Written request
Show all lines from the listing below that contain "precipitation".

Data supplied

* * * * * * * * *

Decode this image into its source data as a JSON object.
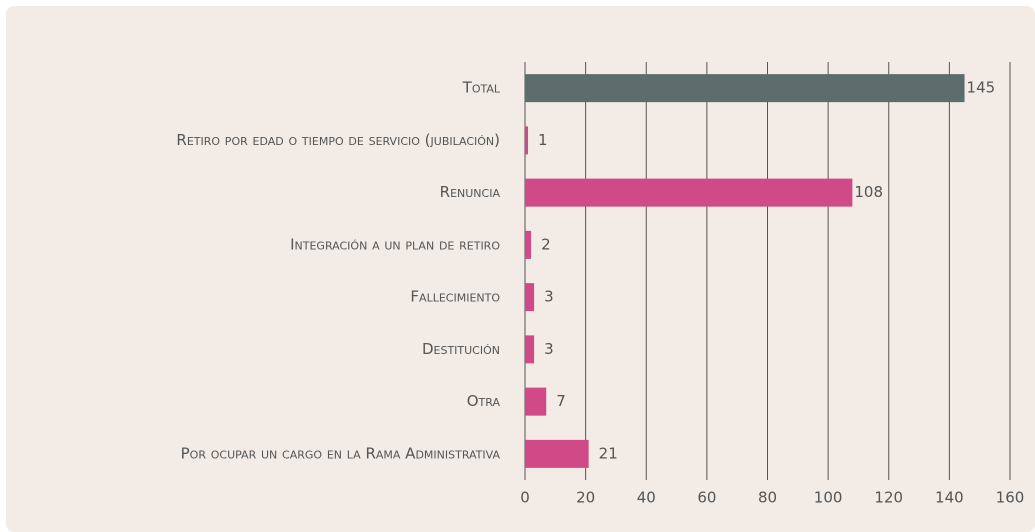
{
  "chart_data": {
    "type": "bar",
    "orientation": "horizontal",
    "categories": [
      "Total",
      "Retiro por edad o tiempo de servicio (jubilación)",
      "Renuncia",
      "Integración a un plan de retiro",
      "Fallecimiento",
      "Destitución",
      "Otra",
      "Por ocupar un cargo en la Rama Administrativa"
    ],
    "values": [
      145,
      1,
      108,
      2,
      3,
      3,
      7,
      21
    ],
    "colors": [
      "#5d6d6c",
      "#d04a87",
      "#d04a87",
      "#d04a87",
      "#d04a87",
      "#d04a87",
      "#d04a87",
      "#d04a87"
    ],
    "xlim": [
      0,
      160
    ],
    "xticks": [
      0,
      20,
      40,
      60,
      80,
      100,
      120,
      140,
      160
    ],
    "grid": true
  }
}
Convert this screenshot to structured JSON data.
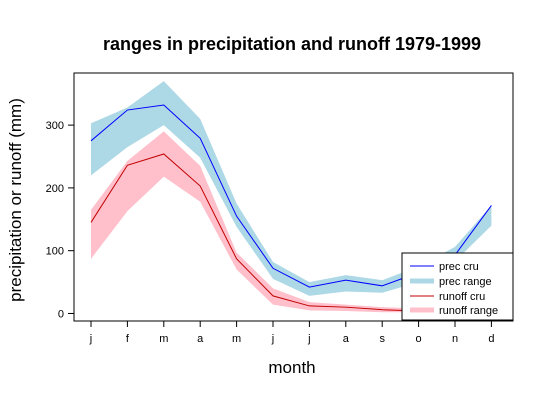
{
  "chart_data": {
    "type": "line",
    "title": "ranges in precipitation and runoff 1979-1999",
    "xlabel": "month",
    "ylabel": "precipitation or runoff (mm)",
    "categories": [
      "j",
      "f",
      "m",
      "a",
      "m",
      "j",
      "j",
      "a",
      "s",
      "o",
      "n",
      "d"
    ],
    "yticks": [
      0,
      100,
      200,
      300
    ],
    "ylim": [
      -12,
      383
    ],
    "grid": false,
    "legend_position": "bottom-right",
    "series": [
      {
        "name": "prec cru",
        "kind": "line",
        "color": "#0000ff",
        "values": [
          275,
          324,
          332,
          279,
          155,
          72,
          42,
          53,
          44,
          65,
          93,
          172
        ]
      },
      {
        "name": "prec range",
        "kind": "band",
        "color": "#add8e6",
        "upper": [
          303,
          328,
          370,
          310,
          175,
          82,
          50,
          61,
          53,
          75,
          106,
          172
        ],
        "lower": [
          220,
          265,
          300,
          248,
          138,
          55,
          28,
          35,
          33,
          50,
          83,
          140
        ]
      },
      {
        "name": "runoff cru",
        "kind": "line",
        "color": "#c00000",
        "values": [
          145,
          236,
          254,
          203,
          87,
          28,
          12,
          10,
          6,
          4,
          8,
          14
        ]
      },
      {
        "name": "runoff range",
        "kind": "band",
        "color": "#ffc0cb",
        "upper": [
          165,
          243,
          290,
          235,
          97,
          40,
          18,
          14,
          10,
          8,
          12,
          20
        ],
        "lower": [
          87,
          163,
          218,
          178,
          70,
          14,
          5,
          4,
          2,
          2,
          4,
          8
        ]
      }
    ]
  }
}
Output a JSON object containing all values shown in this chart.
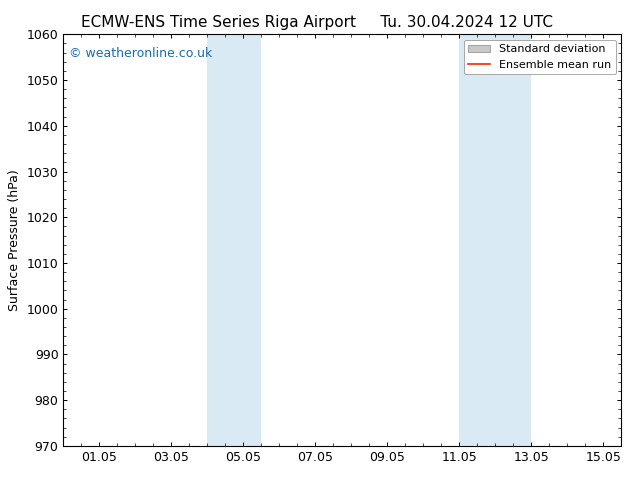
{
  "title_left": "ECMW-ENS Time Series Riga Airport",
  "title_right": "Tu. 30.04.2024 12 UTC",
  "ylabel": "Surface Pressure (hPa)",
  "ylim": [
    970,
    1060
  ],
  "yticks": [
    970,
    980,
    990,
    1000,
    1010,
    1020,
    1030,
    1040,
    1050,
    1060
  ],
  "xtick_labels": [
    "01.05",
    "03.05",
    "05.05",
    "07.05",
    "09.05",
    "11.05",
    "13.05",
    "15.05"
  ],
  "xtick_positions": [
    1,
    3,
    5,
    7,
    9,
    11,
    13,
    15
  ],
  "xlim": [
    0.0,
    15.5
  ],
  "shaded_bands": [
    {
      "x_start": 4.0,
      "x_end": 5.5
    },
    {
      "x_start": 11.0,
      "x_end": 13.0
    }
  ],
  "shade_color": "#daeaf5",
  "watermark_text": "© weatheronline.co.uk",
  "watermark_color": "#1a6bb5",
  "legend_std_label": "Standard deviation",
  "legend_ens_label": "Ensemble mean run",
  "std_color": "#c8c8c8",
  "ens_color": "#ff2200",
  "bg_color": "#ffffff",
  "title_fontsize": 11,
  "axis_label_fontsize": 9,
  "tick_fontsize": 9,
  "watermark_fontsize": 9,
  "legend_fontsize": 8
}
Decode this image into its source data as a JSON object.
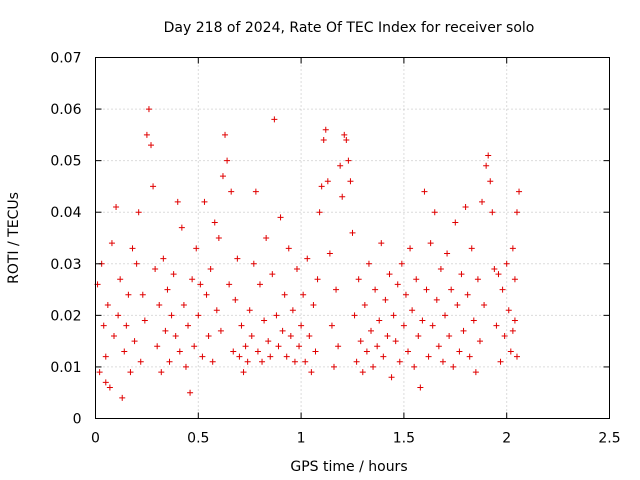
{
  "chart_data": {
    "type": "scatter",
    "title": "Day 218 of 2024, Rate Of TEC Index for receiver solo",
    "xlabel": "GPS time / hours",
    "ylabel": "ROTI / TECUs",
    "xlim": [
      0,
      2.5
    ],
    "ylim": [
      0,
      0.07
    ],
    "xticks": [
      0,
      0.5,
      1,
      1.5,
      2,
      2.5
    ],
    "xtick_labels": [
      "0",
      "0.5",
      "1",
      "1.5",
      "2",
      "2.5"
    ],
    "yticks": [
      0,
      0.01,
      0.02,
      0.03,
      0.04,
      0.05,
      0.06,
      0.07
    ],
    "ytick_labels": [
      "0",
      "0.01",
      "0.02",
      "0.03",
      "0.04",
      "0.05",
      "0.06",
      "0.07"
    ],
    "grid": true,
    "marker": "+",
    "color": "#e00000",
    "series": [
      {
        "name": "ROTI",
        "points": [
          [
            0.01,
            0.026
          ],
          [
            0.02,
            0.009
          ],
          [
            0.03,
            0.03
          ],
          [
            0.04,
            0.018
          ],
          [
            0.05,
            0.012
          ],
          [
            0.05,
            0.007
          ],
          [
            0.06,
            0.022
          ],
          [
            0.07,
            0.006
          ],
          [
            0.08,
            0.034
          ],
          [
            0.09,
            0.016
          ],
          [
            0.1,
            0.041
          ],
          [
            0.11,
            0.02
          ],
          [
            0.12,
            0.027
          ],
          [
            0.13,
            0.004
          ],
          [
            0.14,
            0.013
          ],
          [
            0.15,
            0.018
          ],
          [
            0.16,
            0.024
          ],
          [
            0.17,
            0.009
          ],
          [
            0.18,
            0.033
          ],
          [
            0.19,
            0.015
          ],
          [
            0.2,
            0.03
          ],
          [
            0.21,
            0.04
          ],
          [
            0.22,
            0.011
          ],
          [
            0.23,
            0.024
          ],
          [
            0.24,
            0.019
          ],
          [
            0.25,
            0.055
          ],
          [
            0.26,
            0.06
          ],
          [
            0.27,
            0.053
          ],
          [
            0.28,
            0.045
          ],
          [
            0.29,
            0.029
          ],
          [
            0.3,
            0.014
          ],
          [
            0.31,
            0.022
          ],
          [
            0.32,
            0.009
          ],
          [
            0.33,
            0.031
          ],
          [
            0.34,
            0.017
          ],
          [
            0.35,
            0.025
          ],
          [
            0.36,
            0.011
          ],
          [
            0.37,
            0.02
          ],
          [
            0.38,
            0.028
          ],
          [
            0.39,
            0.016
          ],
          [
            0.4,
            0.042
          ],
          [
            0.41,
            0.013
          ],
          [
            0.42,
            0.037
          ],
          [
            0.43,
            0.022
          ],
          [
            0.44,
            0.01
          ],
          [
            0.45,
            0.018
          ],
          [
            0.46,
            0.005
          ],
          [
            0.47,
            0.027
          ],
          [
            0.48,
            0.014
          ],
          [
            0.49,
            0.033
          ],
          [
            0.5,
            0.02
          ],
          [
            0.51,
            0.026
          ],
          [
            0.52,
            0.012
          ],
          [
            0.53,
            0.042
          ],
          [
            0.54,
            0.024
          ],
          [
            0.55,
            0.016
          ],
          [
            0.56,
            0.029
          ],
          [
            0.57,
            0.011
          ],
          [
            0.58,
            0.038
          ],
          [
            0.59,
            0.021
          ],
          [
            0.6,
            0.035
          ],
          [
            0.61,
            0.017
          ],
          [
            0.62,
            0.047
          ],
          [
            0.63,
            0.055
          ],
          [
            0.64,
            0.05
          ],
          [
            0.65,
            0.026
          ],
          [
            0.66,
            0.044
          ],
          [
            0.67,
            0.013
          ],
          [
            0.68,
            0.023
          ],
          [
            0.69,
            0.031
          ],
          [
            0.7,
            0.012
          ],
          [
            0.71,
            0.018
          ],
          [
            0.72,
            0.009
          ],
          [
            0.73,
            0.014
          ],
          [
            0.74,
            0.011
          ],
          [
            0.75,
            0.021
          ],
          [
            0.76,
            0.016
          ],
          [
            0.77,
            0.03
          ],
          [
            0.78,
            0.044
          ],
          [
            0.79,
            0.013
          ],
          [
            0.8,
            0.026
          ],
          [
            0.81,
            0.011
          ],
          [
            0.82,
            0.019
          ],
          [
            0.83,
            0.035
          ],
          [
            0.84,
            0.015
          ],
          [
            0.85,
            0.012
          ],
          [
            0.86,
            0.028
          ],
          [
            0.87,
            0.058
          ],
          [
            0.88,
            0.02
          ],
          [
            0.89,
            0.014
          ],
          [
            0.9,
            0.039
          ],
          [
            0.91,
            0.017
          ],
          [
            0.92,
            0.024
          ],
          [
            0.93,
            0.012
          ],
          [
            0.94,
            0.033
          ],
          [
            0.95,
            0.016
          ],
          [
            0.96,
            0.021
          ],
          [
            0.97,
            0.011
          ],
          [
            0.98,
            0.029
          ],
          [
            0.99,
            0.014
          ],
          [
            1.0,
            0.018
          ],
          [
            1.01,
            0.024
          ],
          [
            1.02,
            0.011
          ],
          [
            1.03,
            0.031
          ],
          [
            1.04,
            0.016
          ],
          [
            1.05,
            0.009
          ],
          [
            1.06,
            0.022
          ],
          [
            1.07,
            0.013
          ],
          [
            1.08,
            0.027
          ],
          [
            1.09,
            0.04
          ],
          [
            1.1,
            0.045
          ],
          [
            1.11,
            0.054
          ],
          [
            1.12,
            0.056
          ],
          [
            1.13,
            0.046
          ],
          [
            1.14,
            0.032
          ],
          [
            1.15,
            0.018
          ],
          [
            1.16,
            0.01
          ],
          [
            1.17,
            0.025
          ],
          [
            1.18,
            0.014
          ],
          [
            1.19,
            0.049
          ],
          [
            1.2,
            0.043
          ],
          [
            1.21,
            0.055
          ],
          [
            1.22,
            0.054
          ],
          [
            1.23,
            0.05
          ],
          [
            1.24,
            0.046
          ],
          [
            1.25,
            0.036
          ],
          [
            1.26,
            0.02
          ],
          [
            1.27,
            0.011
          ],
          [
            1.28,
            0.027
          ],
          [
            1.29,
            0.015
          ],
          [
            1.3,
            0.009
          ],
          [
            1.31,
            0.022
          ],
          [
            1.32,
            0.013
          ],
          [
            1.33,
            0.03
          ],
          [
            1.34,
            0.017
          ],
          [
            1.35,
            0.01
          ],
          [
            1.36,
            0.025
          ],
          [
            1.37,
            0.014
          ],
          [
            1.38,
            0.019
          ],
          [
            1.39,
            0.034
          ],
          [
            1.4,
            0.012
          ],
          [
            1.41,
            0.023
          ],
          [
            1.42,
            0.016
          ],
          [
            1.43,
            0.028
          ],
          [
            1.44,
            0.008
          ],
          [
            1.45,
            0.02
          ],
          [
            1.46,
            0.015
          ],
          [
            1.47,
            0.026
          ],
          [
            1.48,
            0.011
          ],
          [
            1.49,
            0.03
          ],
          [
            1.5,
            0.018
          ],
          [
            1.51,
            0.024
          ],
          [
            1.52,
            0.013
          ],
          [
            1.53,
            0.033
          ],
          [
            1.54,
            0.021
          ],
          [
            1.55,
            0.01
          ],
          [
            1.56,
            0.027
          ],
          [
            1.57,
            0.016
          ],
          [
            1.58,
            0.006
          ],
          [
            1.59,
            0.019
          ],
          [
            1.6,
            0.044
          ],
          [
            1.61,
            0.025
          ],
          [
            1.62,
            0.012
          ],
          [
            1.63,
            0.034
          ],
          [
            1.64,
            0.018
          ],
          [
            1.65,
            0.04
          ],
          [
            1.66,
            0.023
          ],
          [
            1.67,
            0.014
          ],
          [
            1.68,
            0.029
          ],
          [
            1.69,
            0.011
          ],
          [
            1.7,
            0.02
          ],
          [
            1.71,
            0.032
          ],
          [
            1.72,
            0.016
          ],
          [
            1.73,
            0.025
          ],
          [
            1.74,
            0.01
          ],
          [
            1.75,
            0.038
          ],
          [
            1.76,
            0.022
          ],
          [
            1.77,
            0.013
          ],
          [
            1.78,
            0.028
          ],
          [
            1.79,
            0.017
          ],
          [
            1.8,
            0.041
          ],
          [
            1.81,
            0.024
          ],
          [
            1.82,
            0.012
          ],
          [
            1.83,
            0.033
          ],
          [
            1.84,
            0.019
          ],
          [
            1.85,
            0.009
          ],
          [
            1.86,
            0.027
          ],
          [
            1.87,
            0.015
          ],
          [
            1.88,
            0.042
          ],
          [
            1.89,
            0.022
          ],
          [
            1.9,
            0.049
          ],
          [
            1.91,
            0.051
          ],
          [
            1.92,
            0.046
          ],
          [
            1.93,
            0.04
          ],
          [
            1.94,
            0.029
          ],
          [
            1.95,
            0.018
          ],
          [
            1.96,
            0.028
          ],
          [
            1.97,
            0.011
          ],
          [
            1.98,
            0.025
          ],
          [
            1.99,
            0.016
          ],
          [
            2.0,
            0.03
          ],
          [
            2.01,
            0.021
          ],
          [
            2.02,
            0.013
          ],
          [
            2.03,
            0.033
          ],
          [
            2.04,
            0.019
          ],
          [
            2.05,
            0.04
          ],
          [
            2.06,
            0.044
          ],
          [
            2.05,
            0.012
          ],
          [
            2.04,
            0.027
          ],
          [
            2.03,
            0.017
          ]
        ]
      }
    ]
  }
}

* * * * * * * * *

Answer to this task
    "title": "ranges in precipitation and runoff 1979-1999",
    "ylabel": "precipitation or runoff (mm)",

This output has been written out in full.